_GOAL OF THE EXERCISE:_ Please print the full listing exactly.

_DATA SHOWN:_
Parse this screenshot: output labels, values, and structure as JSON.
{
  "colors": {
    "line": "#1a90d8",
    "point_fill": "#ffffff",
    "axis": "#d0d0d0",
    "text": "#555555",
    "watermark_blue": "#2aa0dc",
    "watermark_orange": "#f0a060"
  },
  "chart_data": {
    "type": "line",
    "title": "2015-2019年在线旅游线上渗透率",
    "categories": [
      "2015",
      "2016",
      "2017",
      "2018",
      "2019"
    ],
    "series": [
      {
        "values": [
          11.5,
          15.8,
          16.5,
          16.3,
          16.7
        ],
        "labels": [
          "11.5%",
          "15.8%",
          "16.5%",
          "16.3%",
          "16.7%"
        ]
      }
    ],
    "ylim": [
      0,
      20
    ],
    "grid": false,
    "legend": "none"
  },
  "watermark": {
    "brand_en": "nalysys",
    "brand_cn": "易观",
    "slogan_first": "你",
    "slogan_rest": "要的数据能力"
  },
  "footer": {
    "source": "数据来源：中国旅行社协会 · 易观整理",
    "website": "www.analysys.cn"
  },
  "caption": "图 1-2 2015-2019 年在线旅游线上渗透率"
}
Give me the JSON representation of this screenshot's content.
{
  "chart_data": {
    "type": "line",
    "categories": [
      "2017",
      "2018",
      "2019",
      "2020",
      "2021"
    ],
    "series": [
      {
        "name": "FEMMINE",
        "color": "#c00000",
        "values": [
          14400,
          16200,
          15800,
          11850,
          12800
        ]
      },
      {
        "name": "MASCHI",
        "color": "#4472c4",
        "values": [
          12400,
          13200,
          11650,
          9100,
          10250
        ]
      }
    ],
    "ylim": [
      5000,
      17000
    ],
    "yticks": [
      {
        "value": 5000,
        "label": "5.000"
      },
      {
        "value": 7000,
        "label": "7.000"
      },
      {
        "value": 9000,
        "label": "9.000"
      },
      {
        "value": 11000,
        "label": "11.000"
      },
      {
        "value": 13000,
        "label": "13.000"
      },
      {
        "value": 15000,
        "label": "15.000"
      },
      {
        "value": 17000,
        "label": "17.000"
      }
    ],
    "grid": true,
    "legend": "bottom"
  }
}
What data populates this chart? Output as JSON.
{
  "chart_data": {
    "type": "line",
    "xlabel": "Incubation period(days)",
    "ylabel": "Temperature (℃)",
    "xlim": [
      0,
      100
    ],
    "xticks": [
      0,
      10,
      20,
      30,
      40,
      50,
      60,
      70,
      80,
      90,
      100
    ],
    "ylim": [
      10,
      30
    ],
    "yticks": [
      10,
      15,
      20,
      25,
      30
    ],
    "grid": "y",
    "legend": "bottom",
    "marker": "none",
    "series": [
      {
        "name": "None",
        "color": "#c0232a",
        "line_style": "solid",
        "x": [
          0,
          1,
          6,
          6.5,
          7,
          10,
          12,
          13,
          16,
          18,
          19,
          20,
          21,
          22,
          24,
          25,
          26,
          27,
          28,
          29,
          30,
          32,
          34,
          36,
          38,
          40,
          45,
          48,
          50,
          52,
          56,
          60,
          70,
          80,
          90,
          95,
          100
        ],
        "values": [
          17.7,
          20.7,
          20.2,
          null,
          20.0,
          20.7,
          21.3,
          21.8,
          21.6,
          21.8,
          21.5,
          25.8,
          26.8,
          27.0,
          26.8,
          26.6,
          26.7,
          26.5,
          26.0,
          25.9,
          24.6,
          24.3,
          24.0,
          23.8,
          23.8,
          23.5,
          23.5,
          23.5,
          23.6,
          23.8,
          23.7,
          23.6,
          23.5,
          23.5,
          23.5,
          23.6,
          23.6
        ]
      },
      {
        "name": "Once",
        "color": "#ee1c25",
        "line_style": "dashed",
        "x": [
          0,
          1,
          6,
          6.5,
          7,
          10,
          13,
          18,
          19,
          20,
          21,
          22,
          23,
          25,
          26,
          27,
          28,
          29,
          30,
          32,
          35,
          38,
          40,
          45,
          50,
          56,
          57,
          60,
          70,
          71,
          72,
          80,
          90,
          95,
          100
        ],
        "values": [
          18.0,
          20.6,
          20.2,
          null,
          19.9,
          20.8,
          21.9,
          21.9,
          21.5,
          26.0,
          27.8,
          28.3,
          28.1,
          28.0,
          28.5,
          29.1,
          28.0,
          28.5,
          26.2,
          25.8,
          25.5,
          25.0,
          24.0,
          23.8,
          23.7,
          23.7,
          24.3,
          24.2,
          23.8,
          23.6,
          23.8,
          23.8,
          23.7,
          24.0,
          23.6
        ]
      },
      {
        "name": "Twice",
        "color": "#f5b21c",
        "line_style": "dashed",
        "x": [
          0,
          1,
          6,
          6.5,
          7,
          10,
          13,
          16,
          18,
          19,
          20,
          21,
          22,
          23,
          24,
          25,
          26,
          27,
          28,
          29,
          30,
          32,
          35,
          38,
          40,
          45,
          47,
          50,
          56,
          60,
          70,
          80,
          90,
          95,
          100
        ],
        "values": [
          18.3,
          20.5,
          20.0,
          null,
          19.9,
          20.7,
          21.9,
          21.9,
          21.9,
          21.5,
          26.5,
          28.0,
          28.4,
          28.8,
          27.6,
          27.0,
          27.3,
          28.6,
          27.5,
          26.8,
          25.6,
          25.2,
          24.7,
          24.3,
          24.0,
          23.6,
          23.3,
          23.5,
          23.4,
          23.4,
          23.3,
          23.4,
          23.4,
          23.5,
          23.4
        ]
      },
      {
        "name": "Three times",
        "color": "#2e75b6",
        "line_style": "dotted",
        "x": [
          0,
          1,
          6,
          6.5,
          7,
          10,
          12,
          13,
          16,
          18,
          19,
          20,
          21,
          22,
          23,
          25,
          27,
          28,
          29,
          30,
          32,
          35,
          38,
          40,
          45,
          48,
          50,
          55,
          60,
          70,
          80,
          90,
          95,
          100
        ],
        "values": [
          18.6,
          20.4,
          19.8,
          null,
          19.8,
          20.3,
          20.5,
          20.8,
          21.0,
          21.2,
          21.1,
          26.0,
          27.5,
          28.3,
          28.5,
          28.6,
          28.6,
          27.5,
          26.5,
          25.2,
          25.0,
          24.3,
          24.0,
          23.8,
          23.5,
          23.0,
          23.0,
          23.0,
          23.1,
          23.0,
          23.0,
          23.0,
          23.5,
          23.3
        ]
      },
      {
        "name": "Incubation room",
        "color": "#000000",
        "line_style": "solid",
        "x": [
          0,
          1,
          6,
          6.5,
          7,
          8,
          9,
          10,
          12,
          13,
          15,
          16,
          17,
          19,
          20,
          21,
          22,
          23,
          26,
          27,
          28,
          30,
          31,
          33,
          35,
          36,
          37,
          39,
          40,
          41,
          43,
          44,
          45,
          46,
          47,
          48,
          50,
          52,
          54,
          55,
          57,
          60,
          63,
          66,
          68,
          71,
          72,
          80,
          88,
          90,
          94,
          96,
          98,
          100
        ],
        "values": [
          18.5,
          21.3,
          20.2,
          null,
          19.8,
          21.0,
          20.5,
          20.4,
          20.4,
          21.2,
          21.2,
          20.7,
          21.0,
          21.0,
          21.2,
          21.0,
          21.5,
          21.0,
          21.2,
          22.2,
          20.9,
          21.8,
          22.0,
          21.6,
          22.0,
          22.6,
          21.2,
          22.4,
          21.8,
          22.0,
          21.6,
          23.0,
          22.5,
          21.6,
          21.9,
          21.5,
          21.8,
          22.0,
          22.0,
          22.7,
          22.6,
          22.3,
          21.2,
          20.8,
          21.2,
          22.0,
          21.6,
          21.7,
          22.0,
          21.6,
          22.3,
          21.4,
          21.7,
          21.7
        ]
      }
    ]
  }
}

_COMPLETE RESPONSE:_
Parse this screenshot: output labels, values, and structure as JSON.
{
  "colors": {
    "line": "#1a90d8",
    "point_fill": "#ffffff",
    "axis": "#d0d0d0",
    "text": "#555555",
    "watermark_blue": "#2aa0dc",
    "watermark_orange": "#f0a060"
  },
  "chart_data": {
    "type": "line",
    "title": "2015-2019年在线旅游线上渗透率",
    "categories": [
      "2015",
      "2016",
      "2017",
      "2018",
      "2019"
    ],
    "series": [
      {
        "values": [
          11.5,
          15.8,
          16.5,
          16.3,
          16.7
        ],
        "labels": [
          "11.5%",
          "15.8%",
          "16.5%",
          "16.3%",
          "16.7%"
        ]
      }
    ],
    "ylim": [
      0,
      20
    ],
    "grid": false,
    "legend": "none"
  },
  "watermark": {
    "brand_en": "nalysys",
    "brand_cn": "易观",
    "slogan_first": "你",
    "slogan_rest": "要的数据能力"
  },
  "footer": {
    "source": "数据来源：中国旅行社协会 · 易观整理",
    "website": "www.analysys.cn"
  },
  "caption": "图 1-2 2015-2019 年在线旅游线上渗透率"
}
Give me the JSON representation of this screenshot's content.
{
  "chart_data": {
    "type": "line",
    "categories": [
      "2017",
      "2018",
      "2019",
      "2020",
      "2021"
    ],
    "series": [
      {
        "name": "FEMMINE",
        "color": "#c00000",
        "values": [
          14400,
          16200,
          15800,
          11850,
          12800
        ]
      },
      {
        "name": "MASCHI",
        "color": "#4472c4",
        "values": [
          12400,
          13200,
          11650,
          9100,
          10250
        ]
      }
    ],
    "ylim": [
      5000,
      17000
    ],
    "yticks": [
      {
        "value": 5000,
        "label": "5.000"
      },
      {
        "value": 7000,
        "label": "7.000"
      },
      {
        "value": 9000,
        "label": "9.000"
      },
      {
        "value": 11000,
        "label": "11.000"
      },
      {
        "value": 13000,
        "label": "13.000"
      },
      {
        "value": 15000,
        "label": "15.000"
      },
      {
        "value": 17000,
        "label": "17.000"
      }
    ],
    "grid": true,
    "legend": "bottom"
  }
}
What data populates this chart? Output as JSON.
{
  "chart_data": {
    "type": "line",
    "xlabel": "Incubation period(days)",
    "ylabel": "Temperature (℃)",
    "xlim": [
      0,
      100
    ],
    "xticks": [
      0,
      10,
      20,
      30,
      40,
      50,
      60,
      70,
      80,
      90,
      100
    ],
    "ylim": [
      10,
      30
    ],
    "yticks": [
      10,
      15,
      20,
      25,
      30
    ],
    "grid": "y",
    "legend": "bottom",
    "marker": "none",
    "series": [
      {
        "name": "None",
        "color": "#c0232a",
        "line_style": "solid",
        "x": [
          0,
          1,
          6,
          6.5,
          7,
          10,
          12,
          13,
          16,
          18,
          19,
          20,
          21,
          22,
          24,
          25,
          26,
          27,
          28,
          29,
          30,
          32,
          34,
          36,
          38,
          40,
          45,
          48,
          50,
          52,
          56,
          60,
          70,
          80,
          90,
          95,
          100
        ],
        "values": [
          17.7,
          20.7,
          20.2,
          null,
          20.0,
          20.7,
          21.3,
          21.8,
          21.6,
          21.8,
          21.5,
          25.8,
          26.8,
          27.0,
          26.8,
          26.6,
          26.7,
          26.5,
          26.0,
          25.9,
          24.6,
          24.3,
          24.0,
          23.8,
          23.8,
          23.5,
          23.5,
          23.5,
          23.6,
          23.8,
          23.7,
          23.6,
          23.5,
          23.5,
          23.5,
          23.6,
          23.6
        ]
      },
      {
        "name": "Once",
        "color": "#ee1c25",
        "line_style": "dashed",
        "x": [
          0,
          1,
          6,
          6.5,
          7,
          10,
          13,
          18,
          19,
          20,
          21,
          22,
          23,
          25,
          26,
          27,
          28,
          29,
          30,
          32,
          35,
          38,
          40,
          45,
          50,
          56,
          57,
          60,
          70,
          71,
          72,
          80,
          90,
          95,
          100
        ],
        "values": [
          18.0,
          20.6,
          20.2,
          null,
          19.9,
          20.8,
          21.9,
          21.9,
          21.5,
          26.0,
          27.8,
          28.3,
          28.1,
          28.0,
          28.5,
          29.1,
          28.0,
          28.5,
          26.2,
          25.8,
          25.5,
          25.0,
          24.0,
          23.8,
          23.7,
          23.7,
          24.3,
          24.2,
          23.8,
          23.6,
          23.8,
          23.8,
          23.7,
          24.0,
          23.6
        ]
      },
      {
        "name": "Twice",
        "color": "#f5b21c",
        "line_style": "dashed",
        "x": [
          0,
          1,
          6,
          6.5,
          7,
          10,
          13,
          16,
          18,
          19,
          20,
          21,
          22,
          23,
          24,
          25,
          26,
          27,
          28,
          29,
          30,
          32,
          35,
          38,
          40,
          45,
          47,
          50,
          56,
          60,
          70,
          80,
          90,
          95,
          100
        ],
        "values": [
          18.3,
          20.5,
          20.0,
          null,
          19.9,
          20.7,
          21.9,
          21.9,
          21.9,
          21.5,
          26.5,
          28.0,
          28.4,
          28.8,
          27.6,
          27.0,
          27.3,
          28.6,
          27.5,
          26.8,
          25.6,
          25.2,
          24.7,
          24.3,
          24.0,
          23.6,
          23.3,
          23.5,
          23.4,
          23.4,
          23.3,
          23.4,
          23.4,
          23.5,
          23.4
        ]
      },
      {
        "name": "Three times",
        "color": "#2e75b6",
        "line_style": "dotted",
        "x": [
          0,
          1,
          6,
          6.5,
          7,
          10,
          12,
          13,
          16,
          18,
          19,
          20,
          21,
          22,
          23,
          25,
          27,
          28,
          29,
          30,
          32,
          35,
          38,
          40,
          45,
          48,
          50,
          55,
          60,
          70,
          80,
          90,
          95,
          100
        ],
        "values": [
          18.6,
          20.4,
          19.8,
          null,
          19.8,
          20.3,
          20.5,
          20.8,
          21.0,
          21.2,
          21.1,
          26.0,
          27.5,
          28.3,
          28.5,
          28.6,
          28.6,
          27.5,
          26.5,
          25.2,
          25.0,
          24.3,
          24.0,
          23.8,
          23.5,
          23.0,
          23.0,
          23.0,
          23.1,
          23.0,
          23.0,
          23.0,
          23.5,
          23.3
        ]
      },
      {
        "name": "Incubation room",
        "color": "#000000",
        "line_style": "solid",
        "x": [
          0,
          1,
          6,
          6.5,
          7,
          8,
          9,
          10,
          12,
          13,
          15,
          16,
          17,
          19,
          20,
          21,
          22,
          23,
          26,
          27,
          28,
          30,
          31,
          33,
          35,
          36,
          37,
          39,
          40,
          41,
          43,
          44,
          45,
          46,
          47,
          48,
          50,
          52,
          54,
          55,
          57,
          60,
          63,
          66,
          68,
          71,
          72,
          80,
          88,
          90,
          94,
          96,
          98,
          100
        ],
        "values": [
          18.5,
          21.3,
          20.2,
          null,
          19.8,
          21.0,
          20.5,
          20.4,
          20.4,
          21.2,
          21.2,
          20.7,
          21.0,
          21.0,
          21.2,
          21.0,
          21.5,
          21.0,
          21.2,
          22.2,
          20.9,
          21.8,
          22.0,
          21.6,
          22.0,
          22.6,
          21.2,
          22.4,
          21.8,
          22.0,
          21.6,
          23.0,
          22.5,
          21.6,
          21.9,
          21.5,
          21.8,
          22.0,
          22.0,
          22.7,
          22.6,
          22.3,
          21.2,
          20.8,
          21.2,
          22.0,
          21.6,
          21.7,
          22.0,
          21.6,
          22.3,
          21.4,
          21.7,
          21.7
        ]
      }
    ]
  }
}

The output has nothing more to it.